#### EXERCISE
Scan the entries and tally the lines that include the string "students". Reply with the figure alone.

** begin EXERCISE MATERIAL **

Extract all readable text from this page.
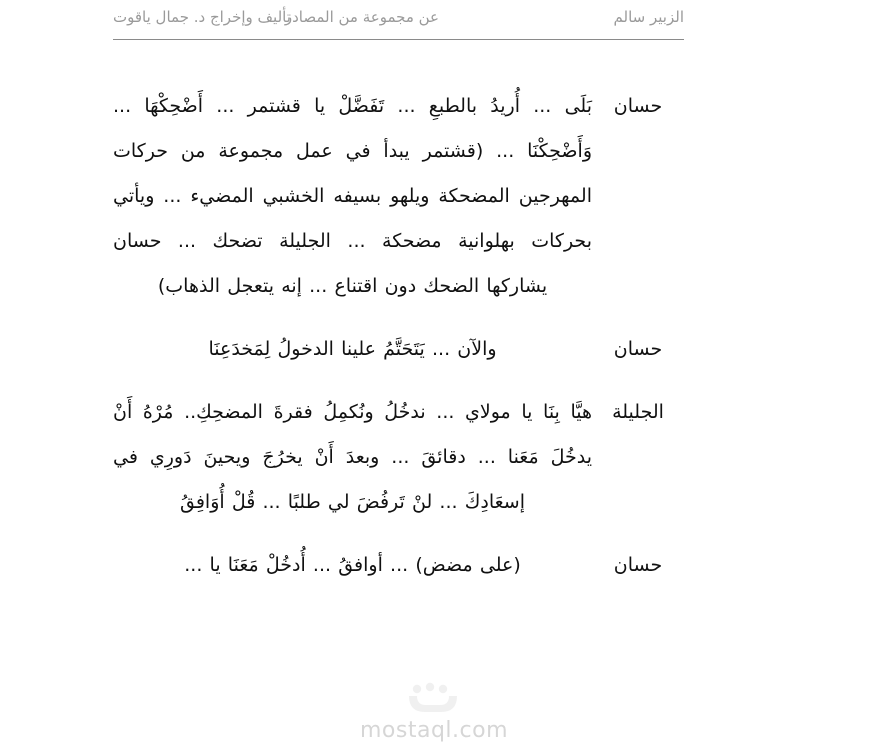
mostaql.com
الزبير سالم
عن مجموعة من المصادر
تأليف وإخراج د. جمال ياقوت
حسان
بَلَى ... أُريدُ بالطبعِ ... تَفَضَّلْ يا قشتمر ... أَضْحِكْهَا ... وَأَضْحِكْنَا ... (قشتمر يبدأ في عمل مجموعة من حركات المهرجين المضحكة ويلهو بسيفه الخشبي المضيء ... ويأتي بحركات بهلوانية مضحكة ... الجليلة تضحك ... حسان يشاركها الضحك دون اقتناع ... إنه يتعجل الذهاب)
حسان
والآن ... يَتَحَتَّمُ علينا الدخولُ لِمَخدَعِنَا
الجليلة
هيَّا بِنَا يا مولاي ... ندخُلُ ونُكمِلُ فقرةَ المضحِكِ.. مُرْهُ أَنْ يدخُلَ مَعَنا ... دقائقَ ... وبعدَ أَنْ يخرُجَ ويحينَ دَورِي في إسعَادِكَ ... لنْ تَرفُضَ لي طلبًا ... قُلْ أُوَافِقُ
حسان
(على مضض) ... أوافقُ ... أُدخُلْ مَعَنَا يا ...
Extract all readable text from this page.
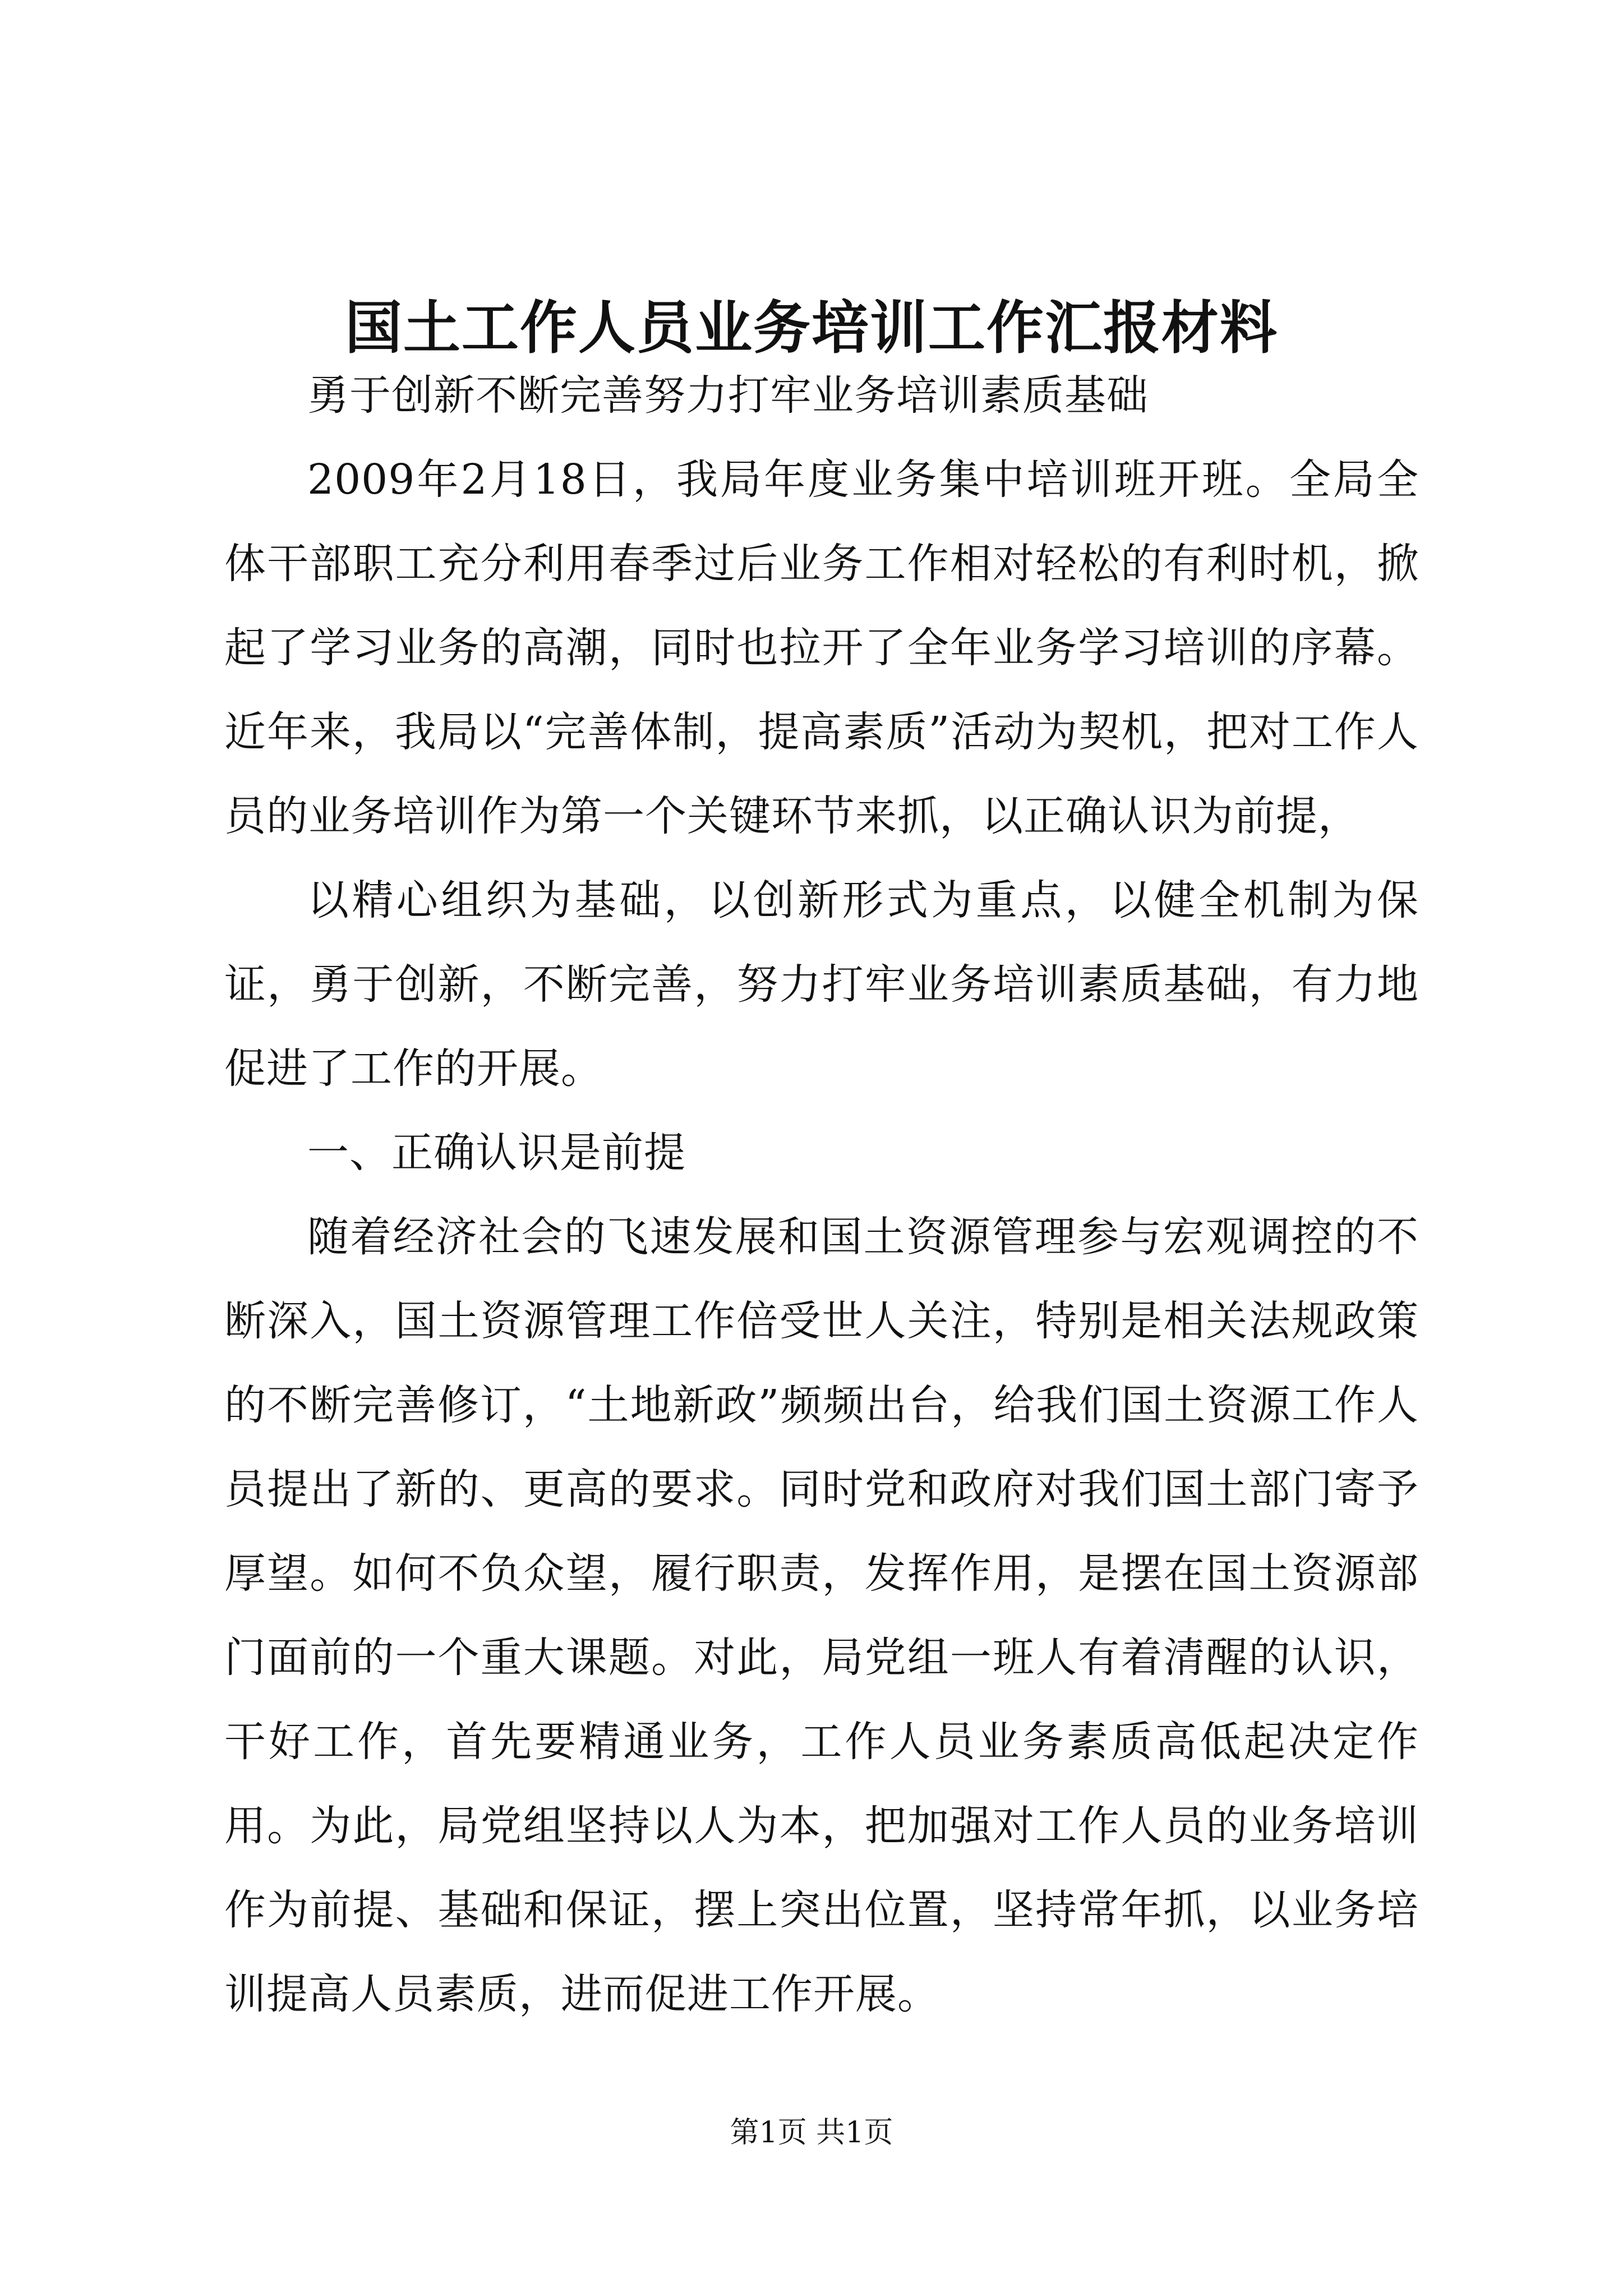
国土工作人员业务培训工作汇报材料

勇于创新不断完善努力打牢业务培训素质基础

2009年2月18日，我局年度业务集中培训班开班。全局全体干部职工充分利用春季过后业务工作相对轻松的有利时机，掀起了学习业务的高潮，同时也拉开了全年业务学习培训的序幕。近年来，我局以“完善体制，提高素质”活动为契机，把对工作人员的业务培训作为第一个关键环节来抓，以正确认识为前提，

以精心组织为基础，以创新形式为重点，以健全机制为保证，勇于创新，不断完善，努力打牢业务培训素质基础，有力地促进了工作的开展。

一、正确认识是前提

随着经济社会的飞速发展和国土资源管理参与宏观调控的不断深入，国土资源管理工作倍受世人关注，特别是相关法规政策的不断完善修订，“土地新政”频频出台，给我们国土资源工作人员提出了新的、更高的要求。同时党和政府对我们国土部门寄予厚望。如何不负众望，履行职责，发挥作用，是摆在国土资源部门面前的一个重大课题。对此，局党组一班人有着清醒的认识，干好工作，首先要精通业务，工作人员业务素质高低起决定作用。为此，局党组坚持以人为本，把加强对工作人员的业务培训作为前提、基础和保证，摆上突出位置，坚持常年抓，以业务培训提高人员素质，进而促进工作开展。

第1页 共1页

** end EXERCISE MATERIAL **
** begin EXERCISE MATERIAL **

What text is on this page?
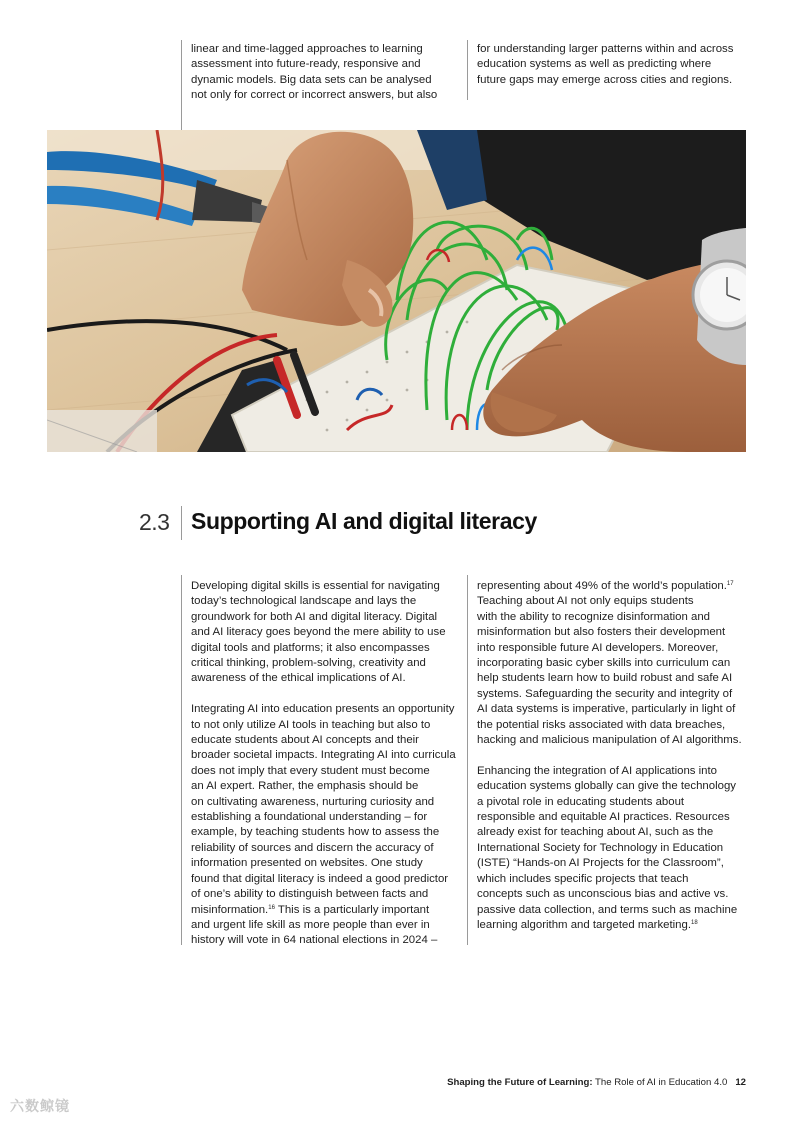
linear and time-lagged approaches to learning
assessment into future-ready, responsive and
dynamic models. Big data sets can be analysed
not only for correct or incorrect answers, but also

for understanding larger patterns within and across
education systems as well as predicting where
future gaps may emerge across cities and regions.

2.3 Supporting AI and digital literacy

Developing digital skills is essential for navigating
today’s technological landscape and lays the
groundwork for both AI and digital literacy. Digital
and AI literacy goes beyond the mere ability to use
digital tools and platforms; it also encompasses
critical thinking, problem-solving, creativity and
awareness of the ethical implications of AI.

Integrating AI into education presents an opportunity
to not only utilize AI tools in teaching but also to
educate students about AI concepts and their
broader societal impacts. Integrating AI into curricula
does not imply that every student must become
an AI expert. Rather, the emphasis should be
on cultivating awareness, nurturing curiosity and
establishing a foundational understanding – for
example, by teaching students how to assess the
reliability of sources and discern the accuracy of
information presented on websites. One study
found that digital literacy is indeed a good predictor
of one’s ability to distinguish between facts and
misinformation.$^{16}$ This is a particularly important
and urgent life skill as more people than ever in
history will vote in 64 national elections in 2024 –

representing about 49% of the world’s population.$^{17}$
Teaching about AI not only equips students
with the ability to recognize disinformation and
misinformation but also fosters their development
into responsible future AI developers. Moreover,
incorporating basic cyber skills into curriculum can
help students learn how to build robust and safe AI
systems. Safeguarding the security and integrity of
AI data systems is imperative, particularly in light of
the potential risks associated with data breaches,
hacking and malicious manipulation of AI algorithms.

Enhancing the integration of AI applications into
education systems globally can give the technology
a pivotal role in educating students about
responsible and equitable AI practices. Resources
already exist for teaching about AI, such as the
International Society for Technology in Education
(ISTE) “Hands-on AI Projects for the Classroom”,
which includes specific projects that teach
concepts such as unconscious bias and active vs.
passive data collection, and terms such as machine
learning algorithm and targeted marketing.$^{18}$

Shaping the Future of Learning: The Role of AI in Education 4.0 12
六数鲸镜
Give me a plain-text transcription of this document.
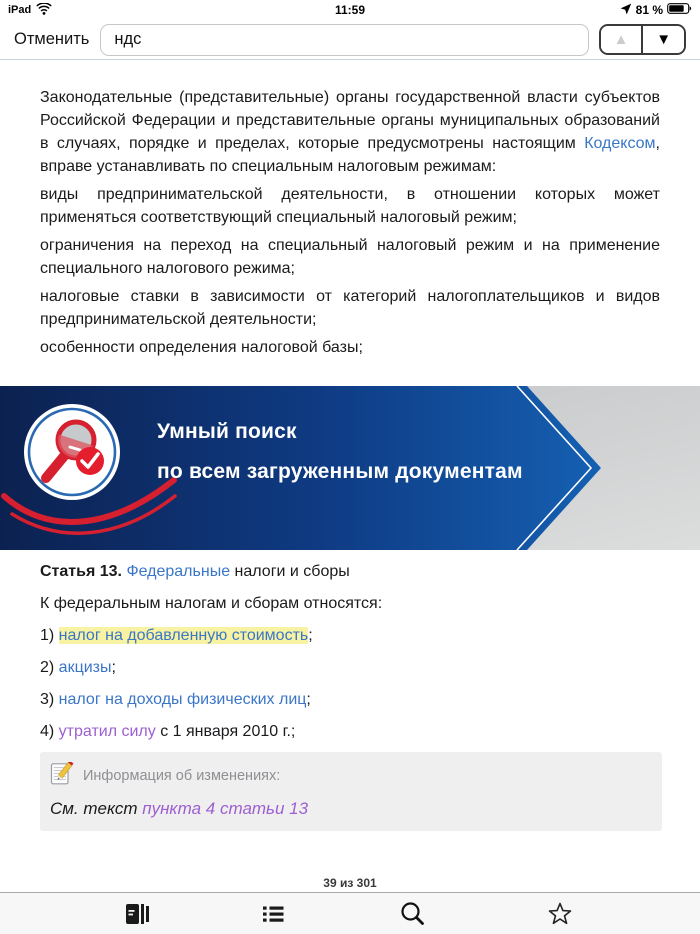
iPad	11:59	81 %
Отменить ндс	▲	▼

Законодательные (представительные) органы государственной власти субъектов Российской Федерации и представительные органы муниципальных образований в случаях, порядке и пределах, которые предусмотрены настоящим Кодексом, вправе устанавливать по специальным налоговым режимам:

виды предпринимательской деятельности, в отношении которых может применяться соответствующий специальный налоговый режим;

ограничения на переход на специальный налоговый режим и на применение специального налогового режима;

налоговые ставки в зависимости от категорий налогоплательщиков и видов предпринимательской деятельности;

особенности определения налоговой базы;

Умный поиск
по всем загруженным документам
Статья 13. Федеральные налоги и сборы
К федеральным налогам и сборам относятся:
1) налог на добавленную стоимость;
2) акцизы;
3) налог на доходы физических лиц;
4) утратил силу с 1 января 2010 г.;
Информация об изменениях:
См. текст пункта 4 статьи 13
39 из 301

** end EXERCISE MATERIAL **

#### EXPECTED OUTPUT
5